Task directions
Output the full listing below exactly, without the pictures.

Stored data
# # #
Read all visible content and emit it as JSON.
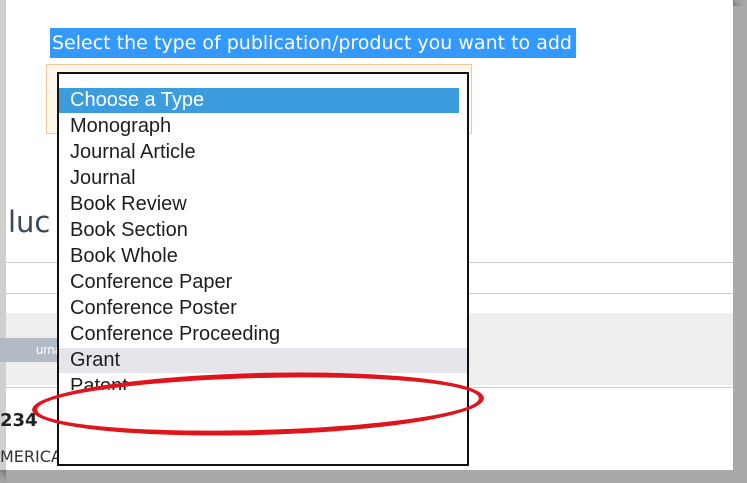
{
  "prompt": "Select the type of publication/product you want to add",
  "type_select": {
    "options": [
      "Choose a Type",
      "Monograph",
      "Journal Article",
      "Journal",
      "Book Review",
      "Book Section",
      "Book Whole",
      "Conference Paper",
      "Conference Poster",
      "Conference Proceeding",
      "Grant",
      "Patent"
    ],
    "selected": "Choose a Type",
    "hovered": "Grant"
  },
  "background": {
    "heading_fragment": "luc",
    "badge_fragment": "urna",
    "number_fragment": "234",
    "country_fragment": "MERICA ()"
  },
  "colors": {
    "highlight": "#3399ff",
    "selected_option": "#3b9ddd",
    "annotation": "#e0141c"
  }
}
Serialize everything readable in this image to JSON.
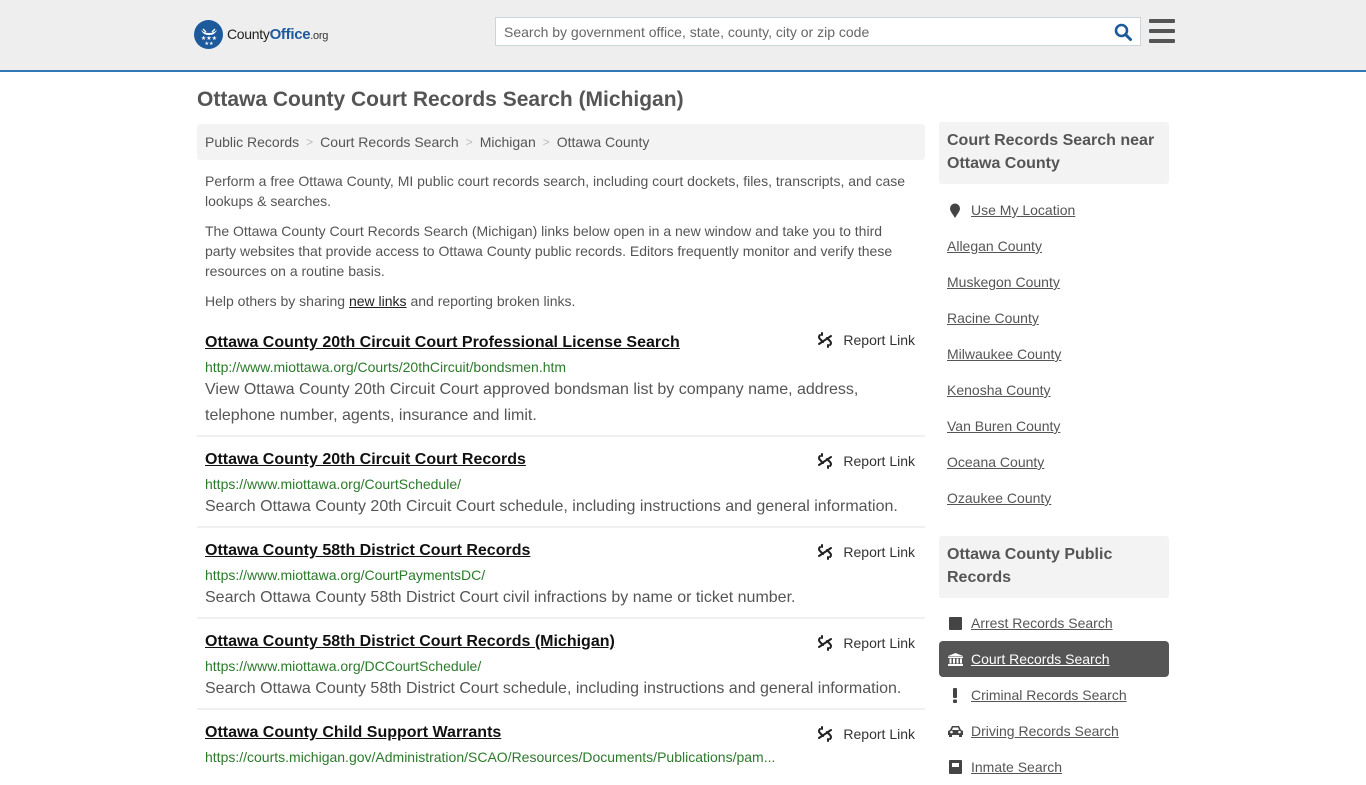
# # #
Answer to this task
Read all visible content and emit it as JSON.
{
  "prompt": "Select the type of publication/product you want to add",
  "type_select": {
    "options": [
      "Choose a Type",
      "Monograph",
      "Journal Article",
      "Journal",
      "Book Review",
      "Book Section",
      "Book Whole",
      "Conference Paper",
      "Conference Poster",
      "Conference Proceeding",
      "Grant",
      "Patent"
    ],
    "selected": "Choose a Type",
    "hovered": "Grant"
  },
  "background": {
    "heading_fragment": "luc",
    "badge_fragment": "urna",
    "number_fragment": "234",
    "country_fragment": "MERICA ()"
  },
  "colors": {
    "highlight": "#3399ff",
    "selected_option": "#3b9ddd",
    "annotation": "#e0141c"
  }
}
Serialize everything readable in this image to JSON.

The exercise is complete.